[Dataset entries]
○ ○ ○

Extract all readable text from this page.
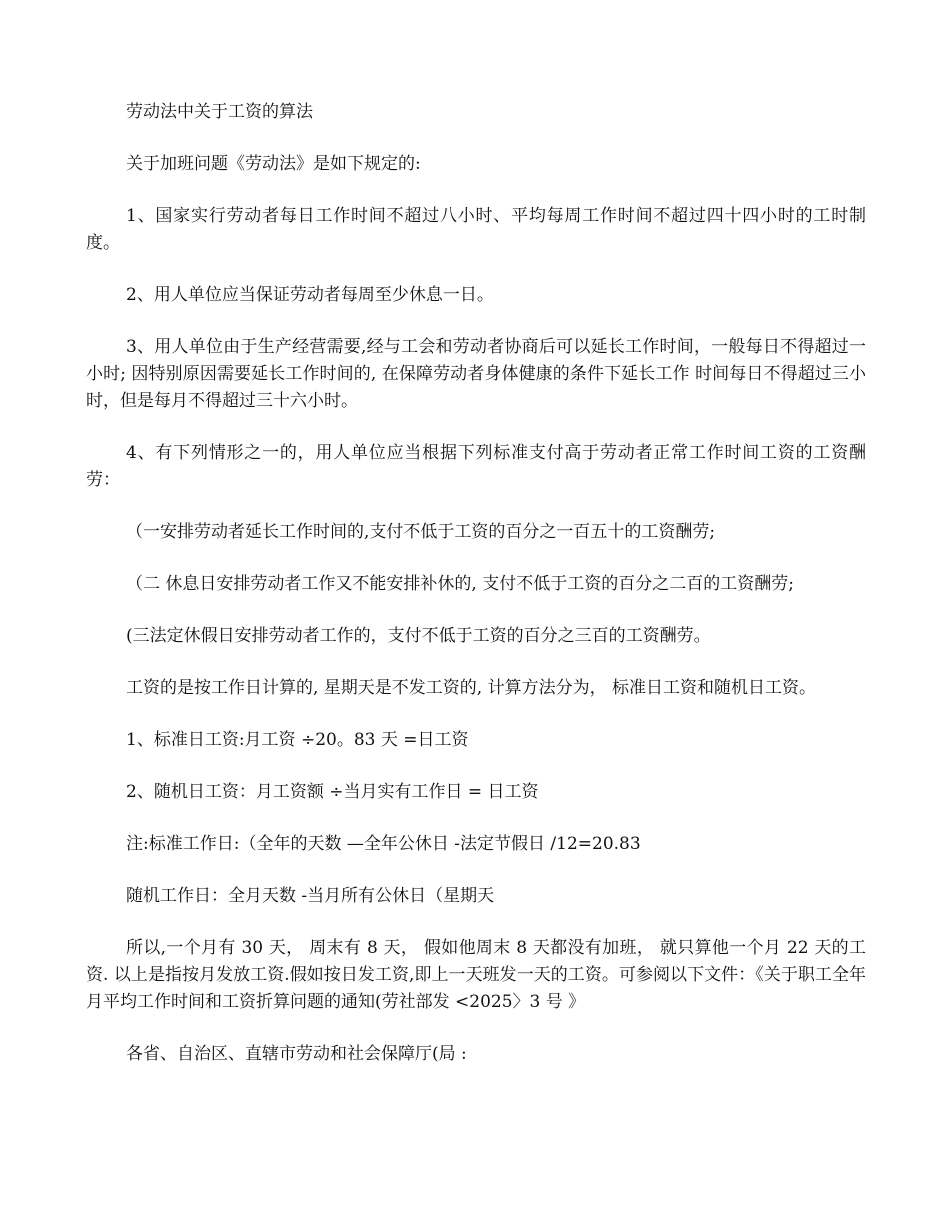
劳动法中关于工资的算法

关于加班问题《劳动法》是如下规定的:

1、国家实行劳动者每日工作时间不超过八小时、平均每周工作时间不超过四十四小时的工时制度。

2、用人单位应当保证劳动者每周至少休息一日。

3、用人单位由于生产经营需要,经与工会和劳动者协商后可以延长工作时间，一般每日不得超过一小时; 因特别原因需要延长工作时间的, 在保障劳动者身体健康的条件下延长工作 时间每日不得超过三小时，但是每月不得超过三十六小时。

4、有下列情形之一的，用人单位应当根据下列标准支付高于劳动者正常工作时间工资的工资酬劳：

（一安排劳动者延长工作时间的,支付不低于工资的百分之一百五十的工资酬劳;

（二 休息日安排劳动者工作又不能安排补休的, 支付不低于工资的百分之二百的工资酬劳;

(三法定休假日安排劳动者工作的，支付不低于工资的百分之三百的工资酬劳。

工资的是按工作日计算的, 星期天是不发工资的, 计算方法分为， 标准日工资和随机日工资。

1、标准日工资:月工资 ÷20。83 天 =日工资

2、随机日工资：月工资额 ÷当月实有工作日 = 日工资

注:标准工作日:（全年的天数 —全年公休日 -法定节假日 /12=20.83

随机工作日：全月天数 -当月所有公休日（星期天

所以,一个月有 30 天， 周末有 8 天， 假如他周末 8 天都没有加班， 就只算他一个月 22 天的工资. 以上是指按月发放工资.假如按日发工资,即上一天班发一天的工资。可参阅以下文件：《关于职工全年月平均工作时间和工资折算问题的通知(劳社部发 <2025〉3 号 》

各省、自治区、直辖市劳动和社会保障厅(局 :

○ ○ ○

Without the pictures, write out every entry precisely as it appears.

Extract all readable text from this page.
劳动法中关于工资的算法

关于加班问题《劳动法》是如下规定的:

1、国家实行劳动者每日工作时间不超过八小时、平均每周工作时间不超过四十四小时的工时制度。

2、用人单位应当保证劳动者每周至少休息一日。

3、用人单位由于生产经营需要,经与工会和劳动者协商后可以延长工作时间，一般每日不得超过一小时; 因特别原因需要延长工作时间的, 在保障劳动者身体健康的条件下延长工作 时间每日不得超过三小时，但是每月不得超过三十六小时。

4、有下列情形之一的，用人单位应当根据下列标准支付高于劳动者正常工作时间工资的工资酬劳：

（一安排劳动者延长工作时间的,支付不低于工资的百分之一百五十的工资酬劳;

（二 休息日安排劳动者工作又不能安排补休的, 支付不低于工资的百分之二百的工资酬劳;

(三法定休假日安排劳动者工作的，支付不低于工资的百分之三百的工资酬劳。

工资的是按工作日计算的, 星期天是不发工资的, 计算方法分为， 标准日工资和随机日工资。

1、标准日工资:月工资 ÷20。83 天 =日工资

2、随机日工资：月工资额 ÷当月实有工作日 = 日工资

注:标准工作日:（全年的天数 —全年公休日 -法定节假日 /12=20.83

随机工作日：全月天数 -当月所有公休日（星期天

所以,一个月有 30 天， 周末有 8 天， 假如他周末 8 天都没有加班， 就只算他一个月 22 天的工资. 以上是指按月发放工资.假如按日发工资,即上一天班发一天的工资。可参阅以下文件：《关于职工全年月平均工作时间和工资折算问题的通知(劳社部发 <2025〉3 号 》

各省、自治区、直辖市劳动和社会保障厅(局 :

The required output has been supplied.